Task prompt —
Single out the lines that include the word "title". Copy them.

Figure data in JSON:
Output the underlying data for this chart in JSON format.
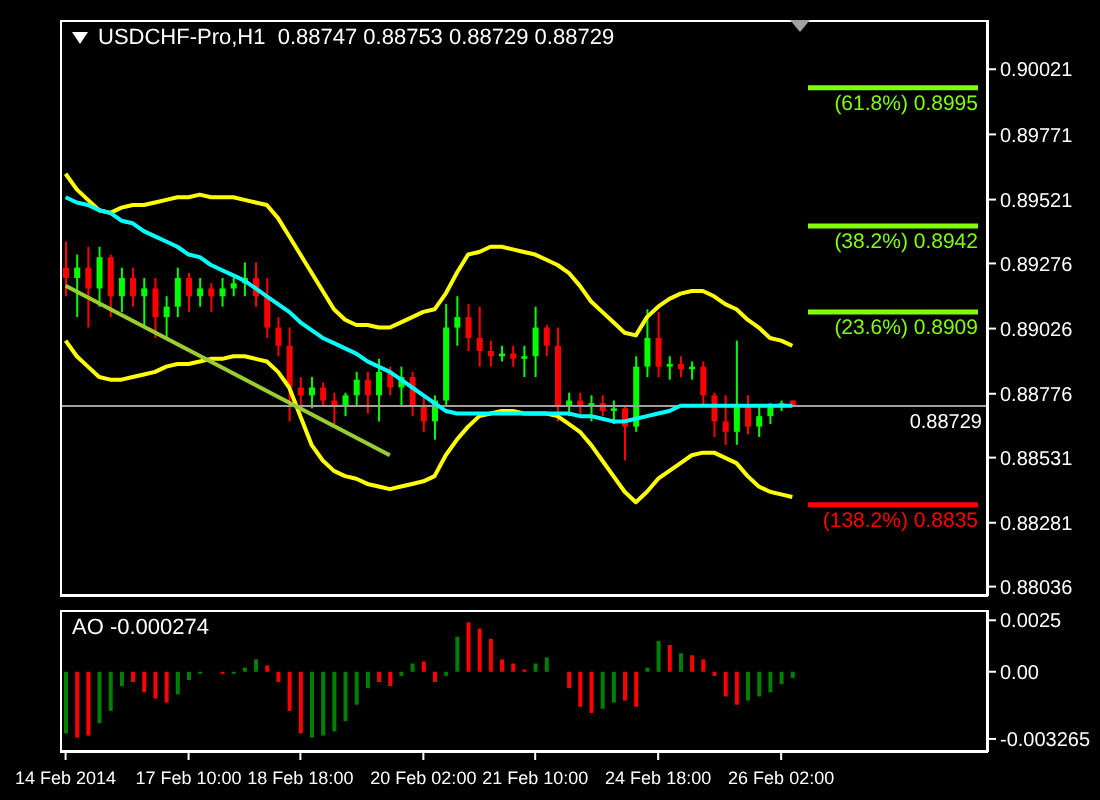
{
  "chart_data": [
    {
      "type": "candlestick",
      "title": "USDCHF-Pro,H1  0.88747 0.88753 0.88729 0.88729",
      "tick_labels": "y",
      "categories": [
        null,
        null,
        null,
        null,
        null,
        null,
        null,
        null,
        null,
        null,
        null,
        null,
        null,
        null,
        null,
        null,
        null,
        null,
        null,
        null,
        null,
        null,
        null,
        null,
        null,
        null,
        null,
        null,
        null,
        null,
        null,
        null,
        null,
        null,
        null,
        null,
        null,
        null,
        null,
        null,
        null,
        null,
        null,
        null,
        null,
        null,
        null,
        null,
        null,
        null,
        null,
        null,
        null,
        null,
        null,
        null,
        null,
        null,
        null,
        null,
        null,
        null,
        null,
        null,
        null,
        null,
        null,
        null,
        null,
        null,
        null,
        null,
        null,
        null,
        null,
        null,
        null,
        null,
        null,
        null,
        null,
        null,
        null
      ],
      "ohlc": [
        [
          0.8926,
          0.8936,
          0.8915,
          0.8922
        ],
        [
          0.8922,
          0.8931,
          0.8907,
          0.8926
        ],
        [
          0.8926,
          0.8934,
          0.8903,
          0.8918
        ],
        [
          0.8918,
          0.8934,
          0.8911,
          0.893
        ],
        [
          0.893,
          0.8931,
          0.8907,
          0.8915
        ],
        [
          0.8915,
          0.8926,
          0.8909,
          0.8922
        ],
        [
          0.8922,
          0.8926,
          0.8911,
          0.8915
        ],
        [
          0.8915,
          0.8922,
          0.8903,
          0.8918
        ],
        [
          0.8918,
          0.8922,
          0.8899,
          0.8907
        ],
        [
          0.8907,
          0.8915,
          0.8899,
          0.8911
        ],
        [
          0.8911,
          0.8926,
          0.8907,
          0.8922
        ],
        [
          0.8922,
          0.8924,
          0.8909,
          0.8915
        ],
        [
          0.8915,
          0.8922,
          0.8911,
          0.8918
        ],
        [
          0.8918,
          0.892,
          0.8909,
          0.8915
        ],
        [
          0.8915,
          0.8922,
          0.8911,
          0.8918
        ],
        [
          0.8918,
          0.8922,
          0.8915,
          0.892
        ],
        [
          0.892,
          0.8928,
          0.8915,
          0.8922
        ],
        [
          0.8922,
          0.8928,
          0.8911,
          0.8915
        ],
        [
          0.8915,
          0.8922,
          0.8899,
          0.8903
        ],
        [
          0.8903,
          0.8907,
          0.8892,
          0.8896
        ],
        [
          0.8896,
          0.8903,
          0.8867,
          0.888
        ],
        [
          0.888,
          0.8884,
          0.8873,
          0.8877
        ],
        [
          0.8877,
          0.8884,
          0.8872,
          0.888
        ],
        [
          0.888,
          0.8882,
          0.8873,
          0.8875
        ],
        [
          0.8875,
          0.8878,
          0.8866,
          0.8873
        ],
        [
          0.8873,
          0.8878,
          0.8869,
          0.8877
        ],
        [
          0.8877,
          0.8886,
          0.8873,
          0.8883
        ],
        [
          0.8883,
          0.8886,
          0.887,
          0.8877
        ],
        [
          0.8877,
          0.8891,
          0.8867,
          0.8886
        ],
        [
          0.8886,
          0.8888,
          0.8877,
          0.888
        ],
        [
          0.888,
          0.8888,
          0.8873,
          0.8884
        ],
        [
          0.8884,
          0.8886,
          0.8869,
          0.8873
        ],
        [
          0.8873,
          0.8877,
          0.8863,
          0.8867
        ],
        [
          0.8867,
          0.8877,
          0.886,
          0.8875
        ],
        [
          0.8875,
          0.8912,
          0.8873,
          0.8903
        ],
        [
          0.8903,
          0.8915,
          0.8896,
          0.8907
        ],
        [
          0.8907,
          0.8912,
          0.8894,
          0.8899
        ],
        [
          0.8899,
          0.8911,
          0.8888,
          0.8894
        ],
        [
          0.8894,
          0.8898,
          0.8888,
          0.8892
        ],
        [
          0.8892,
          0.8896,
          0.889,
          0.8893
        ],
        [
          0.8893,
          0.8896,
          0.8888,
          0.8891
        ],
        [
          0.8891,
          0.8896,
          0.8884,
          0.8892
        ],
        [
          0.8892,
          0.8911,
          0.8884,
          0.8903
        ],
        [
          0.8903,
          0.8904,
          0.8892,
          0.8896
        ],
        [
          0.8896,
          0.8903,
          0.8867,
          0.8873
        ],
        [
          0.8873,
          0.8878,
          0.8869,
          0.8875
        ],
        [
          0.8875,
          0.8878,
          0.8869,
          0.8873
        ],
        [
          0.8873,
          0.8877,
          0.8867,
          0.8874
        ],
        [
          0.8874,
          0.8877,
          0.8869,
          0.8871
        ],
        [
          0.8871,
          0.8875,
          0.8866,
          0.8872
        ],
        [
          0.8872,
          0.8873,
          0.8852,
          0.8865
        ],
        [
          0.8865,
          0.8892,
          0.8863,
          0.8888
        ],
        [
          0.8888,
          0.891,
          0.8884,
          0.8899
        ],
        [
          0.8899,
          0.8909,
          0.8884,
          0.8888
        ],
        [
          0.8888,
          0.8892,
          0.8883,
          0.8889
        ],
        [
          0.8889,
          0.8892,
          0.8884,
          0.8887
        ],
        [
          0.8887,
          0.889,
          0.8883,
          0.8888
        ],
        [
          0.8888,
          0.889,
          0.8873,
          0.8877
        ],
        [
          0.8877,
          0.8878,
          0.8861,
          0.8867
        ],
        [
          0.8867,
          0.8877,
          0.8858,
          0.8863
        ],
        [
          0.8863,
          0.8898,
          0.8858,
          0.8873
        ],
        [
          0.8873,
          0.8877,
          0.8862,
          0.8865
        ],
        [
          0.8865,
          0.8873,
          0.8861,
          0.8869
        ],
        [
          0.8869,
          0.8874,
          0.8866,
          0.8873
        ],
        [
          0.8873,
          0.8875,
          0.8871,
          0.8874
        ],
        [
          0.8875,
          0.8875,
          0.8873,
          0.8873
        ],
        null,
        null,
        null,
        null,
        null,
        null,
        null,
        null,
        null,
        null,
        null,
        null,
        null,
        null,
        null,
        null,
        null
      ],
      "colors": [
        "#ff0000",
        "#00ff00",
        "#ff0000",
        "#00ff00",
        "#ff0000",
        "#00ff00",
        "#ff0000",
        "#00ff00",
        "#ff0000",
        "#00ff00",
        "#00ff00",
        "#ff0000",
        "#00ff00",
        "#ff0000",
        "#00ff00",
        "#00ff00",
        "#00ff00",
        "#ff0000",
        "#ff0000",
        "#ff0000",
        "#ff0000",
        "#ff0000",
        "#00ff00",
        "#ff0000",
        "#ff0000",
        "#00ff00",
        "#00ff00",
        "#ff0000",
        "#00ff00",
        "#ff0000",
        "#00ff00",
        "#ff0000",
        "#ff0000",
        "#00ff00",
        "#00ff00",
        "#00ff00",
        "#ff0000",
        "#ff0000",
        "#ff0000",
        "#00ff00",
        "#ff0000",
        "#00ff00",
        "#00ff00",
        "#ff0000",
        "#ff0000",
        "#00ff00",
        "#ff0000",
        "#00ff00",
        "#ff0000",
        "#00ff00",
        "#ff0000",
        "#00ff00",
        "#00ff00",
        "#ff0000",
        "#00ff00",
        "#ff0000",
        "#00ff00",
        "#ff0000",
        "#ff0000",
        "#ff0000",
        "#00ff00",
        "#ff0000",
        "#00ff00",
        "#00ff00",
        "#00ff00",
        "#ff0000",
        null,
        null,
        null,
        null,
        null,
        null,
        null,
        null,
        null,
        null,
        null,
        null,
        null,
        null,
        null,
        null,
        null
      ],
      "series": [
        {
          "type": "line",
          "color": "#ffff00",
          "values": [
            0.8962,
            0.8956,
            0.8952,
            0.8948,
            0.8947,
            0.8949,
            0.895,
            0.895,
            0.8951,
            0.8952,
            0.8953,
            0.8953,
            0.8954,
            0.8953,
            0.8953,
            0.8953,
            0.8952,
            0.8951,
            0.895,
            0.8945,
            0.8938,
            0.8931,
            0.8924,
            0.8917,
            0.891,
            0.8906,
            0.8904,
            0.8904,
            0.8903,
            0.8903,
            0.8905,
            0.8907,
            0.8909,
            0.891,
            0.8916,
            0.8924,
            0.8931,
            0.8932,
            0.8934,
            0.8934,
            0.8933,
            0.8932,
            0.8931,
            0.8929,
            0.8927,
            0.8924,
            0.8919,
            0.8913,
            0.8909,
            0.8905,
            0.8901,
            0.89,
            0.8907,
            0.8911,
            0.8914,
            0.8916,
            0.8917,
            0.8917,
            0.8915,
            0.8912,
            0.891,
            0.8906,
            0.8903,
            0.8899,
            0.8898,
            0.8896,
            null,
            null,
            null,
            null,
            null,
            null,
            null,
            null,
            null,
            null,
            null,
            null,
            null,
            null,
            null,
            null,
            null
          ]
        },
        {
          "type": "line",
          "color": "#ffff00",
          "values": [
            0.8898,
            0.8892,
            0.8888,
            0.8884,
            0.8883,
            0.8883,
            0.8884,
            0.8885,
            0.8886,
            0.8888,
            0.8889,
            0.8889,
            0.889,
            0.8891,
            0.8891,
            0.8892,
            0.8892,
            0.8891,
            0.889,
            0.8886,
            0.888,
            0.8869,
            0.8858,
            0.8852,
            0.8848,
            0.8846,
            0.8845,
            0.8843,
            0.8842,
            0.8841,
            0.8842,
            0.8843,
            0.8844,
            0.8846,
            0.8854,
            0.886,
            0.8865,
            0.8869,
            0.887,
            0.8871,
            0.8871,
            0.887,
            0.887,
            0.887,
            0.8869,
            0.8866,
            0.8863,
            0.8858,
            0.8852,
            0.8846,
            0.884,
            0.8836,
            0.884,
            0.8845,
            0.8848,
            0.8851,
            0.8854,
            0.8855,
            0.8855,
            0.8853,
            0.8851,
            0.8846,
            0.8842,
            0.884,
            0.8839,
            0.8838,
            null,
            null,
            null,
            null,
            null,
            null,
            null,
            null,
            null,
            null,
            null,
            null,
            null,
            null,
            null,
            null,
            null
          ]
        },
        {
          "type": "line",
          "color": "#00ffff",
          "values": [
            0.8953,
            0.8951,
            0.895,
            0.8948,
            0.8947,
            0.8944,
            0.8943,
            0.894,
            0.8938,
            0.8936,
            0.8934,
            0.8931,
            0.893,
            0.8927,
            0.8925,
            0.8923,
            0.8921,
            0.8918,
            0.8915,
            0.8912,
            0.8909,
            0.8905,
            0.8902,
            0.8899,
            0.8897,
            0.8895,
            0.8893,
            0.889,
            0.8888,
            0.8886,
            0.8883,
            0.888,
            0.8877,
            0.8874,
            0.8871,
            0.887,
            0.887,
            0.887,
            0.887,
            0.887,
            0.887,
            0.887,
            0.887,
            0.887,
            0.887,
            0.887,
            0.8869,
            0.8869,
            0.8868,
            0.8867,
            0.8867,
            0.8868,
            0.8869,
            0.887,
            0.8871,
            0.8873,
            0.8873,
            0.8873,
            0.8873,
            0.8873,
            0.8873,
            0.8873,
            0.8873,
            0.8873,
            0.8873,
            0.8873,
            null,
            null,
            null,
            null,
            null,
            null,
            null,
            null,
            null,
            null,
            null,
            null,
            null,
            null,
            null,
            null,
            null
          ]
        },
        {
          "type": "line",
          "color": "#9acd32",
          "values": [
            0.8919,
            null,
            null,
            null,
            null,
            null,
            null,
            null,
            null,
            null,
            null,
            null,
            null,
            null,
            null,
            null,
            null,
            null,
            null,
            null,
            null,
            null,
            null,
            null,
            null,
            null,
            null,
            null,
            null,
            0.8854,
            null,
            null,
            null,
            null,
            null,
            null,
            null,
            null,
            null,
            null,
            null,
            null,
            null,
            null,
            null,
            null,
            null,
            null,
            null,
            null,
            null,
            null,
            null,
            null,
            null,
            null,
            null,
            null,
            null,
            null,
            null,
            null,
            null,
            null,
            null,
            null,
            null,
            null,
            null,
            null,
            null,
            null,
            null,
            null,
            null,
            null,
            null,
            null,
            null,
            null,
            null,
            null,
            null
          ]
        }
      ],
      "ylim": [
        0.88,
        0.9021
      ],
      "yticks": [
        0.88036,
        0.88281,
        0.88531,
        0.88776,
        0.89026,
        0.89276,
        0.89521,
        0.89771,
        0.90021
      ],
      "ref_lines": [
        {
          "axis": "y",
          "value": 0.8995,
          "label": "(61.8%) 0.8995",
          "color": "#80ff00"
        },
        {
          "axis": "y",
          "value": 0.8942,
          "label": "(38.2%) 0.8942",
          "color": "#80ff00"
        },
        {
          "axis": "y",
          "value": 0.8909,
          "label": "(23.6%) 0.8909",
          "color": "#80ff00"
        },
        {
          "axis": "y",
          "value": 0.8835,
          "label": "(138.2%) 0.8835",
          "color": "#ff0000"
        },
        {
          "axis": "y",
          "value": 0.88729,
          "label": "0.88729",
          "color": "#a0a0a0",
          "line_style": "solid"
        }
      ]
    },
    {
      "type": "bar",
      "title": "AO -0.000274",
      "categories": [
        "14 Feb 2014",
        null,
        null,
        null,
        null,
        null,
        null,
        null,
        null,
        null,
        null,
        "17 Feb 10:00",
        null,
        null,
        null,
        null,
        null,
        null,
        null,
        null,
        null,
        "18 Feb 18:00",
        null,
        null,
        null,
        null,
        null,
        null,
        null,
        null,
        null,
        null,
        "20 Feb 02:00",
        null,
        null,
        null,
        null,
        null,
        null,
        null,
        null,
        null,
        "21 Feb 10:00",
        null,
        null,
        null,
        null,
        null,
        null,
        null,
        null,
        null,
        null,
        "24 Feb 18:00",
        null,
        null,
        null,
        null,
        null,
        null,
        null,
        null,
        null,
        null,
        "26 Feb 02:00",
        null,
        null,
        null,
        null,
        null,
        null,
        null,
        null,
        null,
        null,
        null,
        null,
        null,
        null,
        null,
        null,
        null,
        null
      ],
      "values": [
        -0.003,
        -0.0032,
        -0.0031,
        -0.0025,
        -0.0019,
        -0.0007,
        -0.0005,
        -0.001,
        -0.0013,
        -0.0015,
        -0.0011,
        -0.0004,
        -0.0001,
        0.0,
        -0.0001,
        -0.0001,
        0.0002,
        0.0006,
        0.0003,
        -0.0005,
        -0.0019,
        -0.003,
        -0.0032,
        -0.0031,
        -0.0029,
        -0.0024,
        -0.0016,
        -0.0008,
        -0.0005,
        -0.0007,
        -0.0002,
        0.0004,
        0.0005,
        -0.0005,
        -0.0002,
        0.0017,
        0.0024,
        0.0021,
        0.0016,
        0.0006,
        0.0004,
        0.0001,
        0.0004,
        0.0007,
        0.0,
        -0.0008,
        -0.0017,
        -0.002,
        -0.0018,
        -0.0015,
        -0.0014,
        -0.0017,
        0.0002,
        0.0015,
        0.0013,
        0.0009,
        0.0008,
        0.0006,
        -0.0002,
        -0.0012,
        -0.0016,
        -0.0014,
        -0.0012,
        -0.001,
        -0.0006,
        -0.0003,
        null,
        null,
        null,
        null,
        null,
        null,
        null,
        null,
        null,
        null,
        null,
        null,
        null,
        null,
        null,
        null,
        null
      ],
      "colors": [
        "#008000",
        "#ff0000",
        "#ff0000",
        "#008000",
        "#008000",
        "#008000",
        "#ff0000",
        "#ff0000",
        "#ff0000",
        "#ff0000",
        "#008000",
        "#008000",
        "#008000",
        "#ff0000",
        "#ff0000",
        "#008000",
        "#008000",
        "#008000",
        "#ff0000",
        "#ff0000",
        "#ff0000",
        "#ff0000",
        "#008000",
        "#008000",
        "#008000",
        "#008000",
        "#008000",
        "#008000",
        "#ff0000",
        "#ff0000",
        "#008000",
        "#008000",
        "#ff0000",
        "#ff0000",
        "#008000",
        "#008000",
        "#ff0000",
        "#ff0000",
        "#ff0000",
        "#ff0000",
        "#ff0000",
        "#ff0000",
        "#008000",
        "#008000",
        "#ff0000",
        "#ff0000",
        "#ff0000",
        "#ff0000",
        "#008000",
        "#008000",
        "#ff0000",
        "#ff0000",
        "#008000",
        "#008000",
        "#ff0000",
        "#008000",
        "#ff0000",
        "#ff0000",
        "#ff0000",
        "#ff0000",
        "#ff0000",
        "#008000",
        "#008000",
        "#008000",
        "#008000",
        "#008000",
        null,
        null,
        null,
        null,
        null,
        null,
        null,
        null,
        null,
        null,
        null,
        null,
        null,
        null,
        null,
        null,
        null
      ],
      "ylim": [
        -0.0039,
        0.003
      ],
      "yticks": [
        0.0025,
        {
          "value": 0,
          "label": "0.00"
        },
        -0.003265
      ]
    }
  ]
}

Task output —
      "title": "USDCHF-Pro,H1  0.88747 0.88753 0.88729 0.88729",
      "title": "AO -0.000274",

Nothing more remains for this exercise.